▶ Extracted material
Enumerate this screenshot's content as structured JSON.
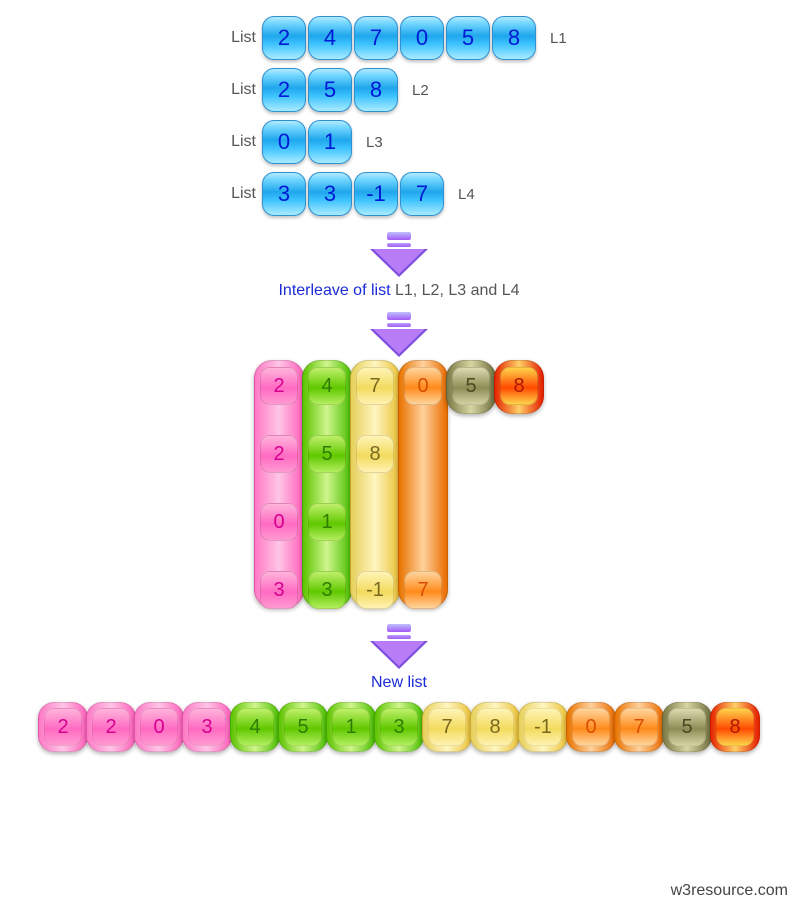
{
  "label_list": "List",
  "lists": {
    "L1": {
      "name": "L1",
      "values": [
        "2",
        "4",
        "7",
        "0",
        "5",
        "8"
      ]
    },
    "L2": {
      "name": "L2",
      "values": [
        "2",
        "5",
        "8"
      ]
    },
    "L3": {
      "name": "L3",
      "values": [
        "0",
        "1"
      ]
    },
    "L4": {
      "name": "L4",
      "values": [
        "3",
        "3",
        "-1",
        "7"
      ]
    }
  },
  "caption1_prefix": "Interleave of list ",
  "caption1_lists": "L1, L2, L3 and L4",
  "caption_newlist": "New list",
  "matrix": {
    "col0": [
      "2",
      "2",
      "0",
      "3"
    ],
    "col1": [
      "4",
      "5",
      "1",
      "3"
    ],
    "col2": [
      "7",
      "8",
      "",
      "-1"
    ],
    "col3": [
      "0",
      "",
      "",
      "7"
    ],
    "col4": [
      "5"
    ],
    "col5": [
      "8"
    ]
  },
  "newlist": {
    "items": [
      {
        "v": "2",
        "c": "pink"
      },
      {
        "v": "2",
        "c": "pink"
      },
      {
        "v": "0",
        "c": "pink"
      },
      {
        "v": "3",
        "c": "pink"
      },
      {
        "v": "4",
        "c": "green"
      },
      {
        "v": "5",
        "c": "green"
      },
      {
        "v": "1",
        "c": "green"
      },
      {
        "v": "3",
        "c": "green"
      },
      {
        "v": "7",
        "c": "yellow"
      },
      {
        "v": "8",
        "c": "yellow"
      },
      {
        "v": "-1",
        "c": "yellow"
      },
      {
        "v": "0",
        "c": "orange"
      },
      {
        "v": "7",
        "c": "orange"
      },
      {
        "v": "5",
        "c": "olive"
      },
      {
        "v": "8",
        "c": "red"
      }
    ]
  },
  "brand": "w3resource.com"
}
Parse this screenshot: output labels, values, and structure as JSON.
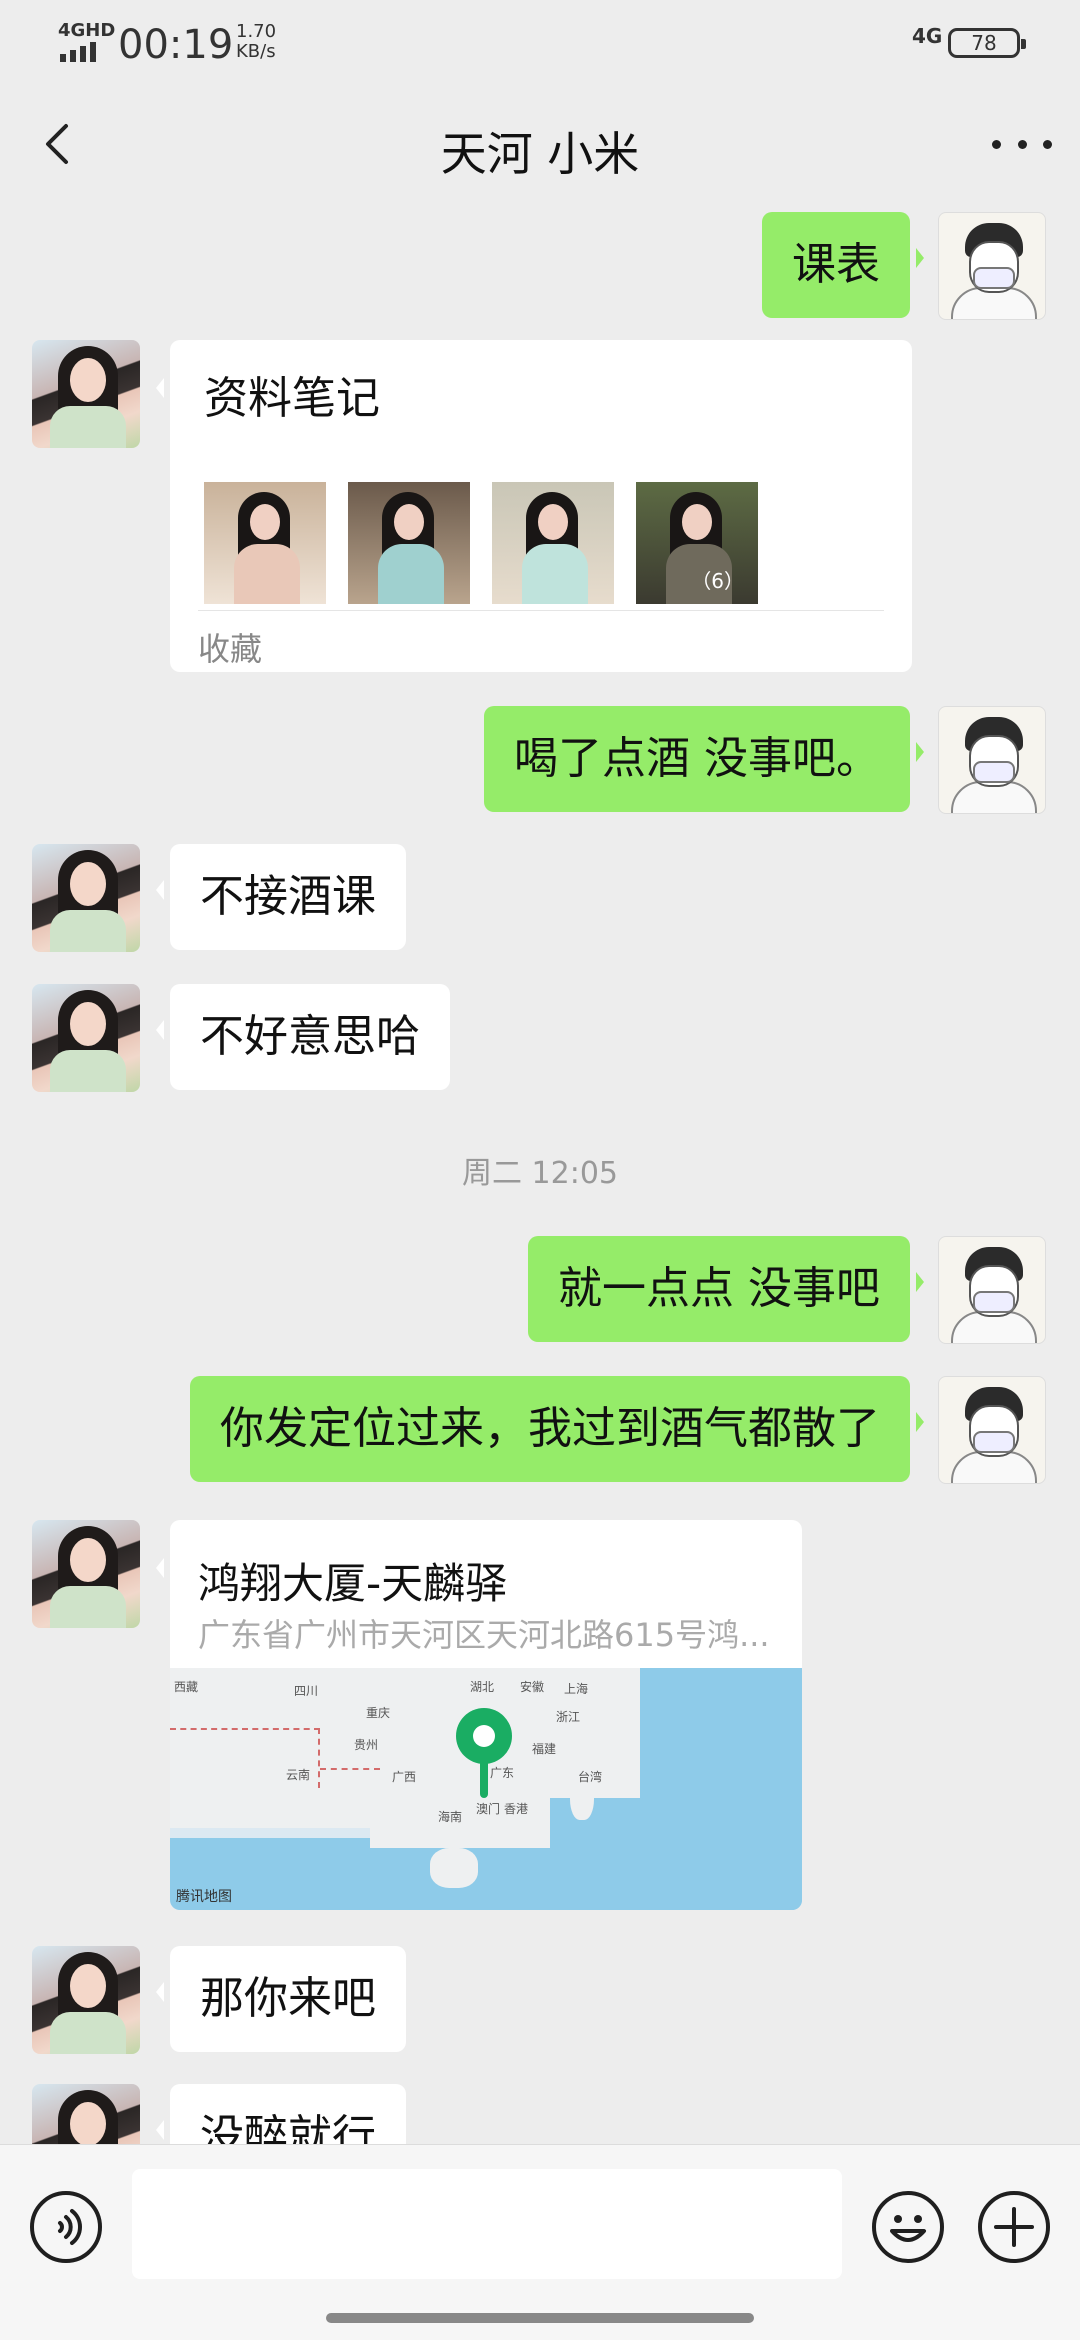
{
  "status_bar": {
    "network": "4GHD",
    "time": "00:19",
    "speed_value": "1.70",
    "speed_unit": "KB/s",
    "cell_type": "4G",
    "battery": "78"
  },
  "header": {
    "title": "天河 小米",
    "back_icon": "chevron-left-icon",
    "more_icon": "more-dots-icon"
  },
  "messages": [
    {
      "from": "me",
      "type": "text",
      "text": "课表"
    },
    {
      "from": "her",
      "type": "notes",
      "title": "资料笔记",
      "image_count_label": "（6）",
      "source": "收藏"
    },
    {
      "from": "me",
      "type": "text",
      "text": "喝了点酒 没事吧。"
    },
    {
      "from": "her",
      "type": "text",
      "text": "不接酒课"
    },
    {
      "from": "her",
      "type": "text",
      "text": "不好意思哈"
    },
    {
      "type": "time",
      "text": "周二 12:05"
    },
    {
      "from": "me",
      "type": "text",
      "text": "就一点点 没事吧"
    },
    {
      "from": "me",
      "type": "text",
      "text": "你发定位过来，我过到酒气都散了"
    },
    {
      "from": "her",
      "type": "location",
      "name": "鸿翔大厦-天麟驿",
      "address": "广东省广州市天河区天河北路615号鸿...",
      "map_credit": "腾讯地图"
    },
    {
      "from": "her",
      "type": "text",
      "text": "那你来吧"
    },
    {
      "from": "her",
      "type": "text",
      "text": "没醉就行"
    }
  ],
  "map_labels": {
    "xizang": "西藏",
    "sichuan": "四川",
    "chongqing": "重庆",
    "hubei": "湖北",
    "anhui": "安徽",
    "shanghai": "上海",
    "zhejiang": "浙江",
    "guizhou": "贵州",
    "yunnan": "云南",
    "guangxi": "广西",
    "fujian": "福建",
    "guangdong": "广东",
    "taiwan": "台湾",
    "aomen": "澳门",
    "xianggang": "香港",
    "hainan": "海南"
  },
  "input_bar": {
    "voice_icon": "voice-icon",
    "emoji_icon": "emoji-icon",
    "plus_icon": "plus-icon",
    "input_value": ""
  },
  "colors": {
    "background": "#ededed",
    "outgoing_bubble": "#95ec69",
    "incoming_bubble": "#ffffff",
    "pin": "#1aad63"
  }
}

▶ Directions
Reproduce the records above exactly, leaving out every picture they contain.

▶ Complete answer
Enumerate this screenshot's content as structured JSON.
{
  "label_list": "List",
  "lists": {
    "L1": {
      "name": "L1",
      "values": [
        "2",
        "4",
        "7",
        "0",
        "5",
        "8"
      ]
    },
    "L2": {
      "name": "L2",
      "values": [
        "2",
        "5",
        "8"
      ]
    },
    "L3": {
      "name": "L3",
      "values": [
        "0",
        "1"
      ]
    },
    "L4": {
      "name": "L4",
      "values": [
        "3",
        "3",
        "-1",
        "7"
      ]
    }
  },
  "caption1_prefix": "Interleave of list ",
  "caption1_lists": "L1, L2, L3 and L4",
  "caption_newlist": "New list",
  "matrix": {
    "col0": [
      "2",
      "2",
      "0",
      "3"
    ],
    "col1": [
      "4",
      "5",
      "1",
      "3"
    ],
    "col2": [
      "7",
      "8",
      "",
      "-1"
    ],
    "col3": [
      "0",
      "",
      "",
      "7"
    ],
    "col4": [
      "5"
    ],
    "col5": [
      "8"
    ]
  },
  "newlist": {
    "items": [
      {
        "v": "2",
        "c": "pink"
      },
      {
        "v": "2",
        "c": "pink"
      },
      {
        "v": "0",
        "c": "pink"
      },
      {
        "v": "3",
        "c": "pink"
      },
      {
        "v": "4",
        "c": "green"
      },
      {
        "v": "5",
        "c": "green"
      },
      {
        "v": "1",
        "c": "green"
      },
      {
        "v": "3",
        "c": "green"
      },
      {
        "v": "7",
        "c": "yellow"
      },
      {
        "v": "8",
        "c": "yellow"
      },
      {
        "v": "-1",
        "c": "yellow"
      },
      {
        "v": "0",
        "c": "orange"
      },
      {
        "v": "7",
        "c": "orange"
      },
      {
        "v": "5",
        "c": "olive"
      },
      {
        "v": "8",
        "c": "red"
      }
    ]
  },
  "brand": "w3resource.com"
}
Parse this screenshot: output labels, values, and structure as JSON.
{
  "status_bar": {
    "network": "4GHD",
    "time": "00:19",
    "speed_value": "1.70",
    "speed_unit": "KB/s",
    "cell_type": "4G",
    "battery": "78"
  },
  "header": {
    "title": "天河 小米",
    "back_icon": "chevron-left-icon",
    "more_icon": "more-dots-icon"
  },
  "messages": [
    {
      "from": "me",
      "type": "text",
      "text": "课表"
    },
    {
      "from": "her",
      "type": "notes",
      "title": "资料笔记",
      "image_count_label": "（6）",
      "source": "收藏"
    },
    {
      "from": "me",
      "type": "text",
      "text": "喝了点酒 没事吧。"
    },
    {
      "from": "her",
      "type": "text",
      "text": "不接酒课"
    },
    {
      "from": "her",
      "type": "text",
      "text": "不好意思哈"
    },
    {
      "type": "time",
      "text": "周二 12:05"
    },
    {
      "from": "me",
      "type": "text",
      "text": "就一点点 没事吧"
    },
    {
      "from": "me",
      "type": "text",
      "text": "你发定位过来，我过到酒气都散了"
    },
    {
      "from": "her",
      "type": "location",
      "name": "鸿翔大厦-天麟驿",
      "address": "广东省广州市天河区天河北路615号鸿...",
      "map_credit": "腾讯地图"
    },
    {
      "from": "her",
      "type": "text",
      "text": "那你来吧"
    },
    {
      "from": "her",
      "type": "text",
      "text": "没醉就行"
    }
  ],
  "map_labels": {
    "xizang": "西藏",
    "sichuan": "四川",
    "chongqing": "重庆",
    "hubei": "湖北",
    "anhui": "安徽",
    "shanghai": "上海",
    "zhejiang": "浙江",
    "guizhou": "贵州",
    "yunnan": "云南",
    "guangxi": "广西",
    "fujian": "福建",
    "guangdong": "广东",
    "taiwan": "台湾",
    "aomen": "澳门",
    "xianggang": "香港",
    "hainan": "海南"
  },
  "input_bar": {
    "voice_icon": "voice-icon",
    "emoji_icon": "emoji-icon",
    "plus_icon": "plus-icon",
    "input_value": ""
  },
  "colors": {
    "background": "#ededed",
    "outgoing_bubble": "#95ec69",
    "incoming_bubble": "#ffffff",
    "pin": "#1aad63"
  }
}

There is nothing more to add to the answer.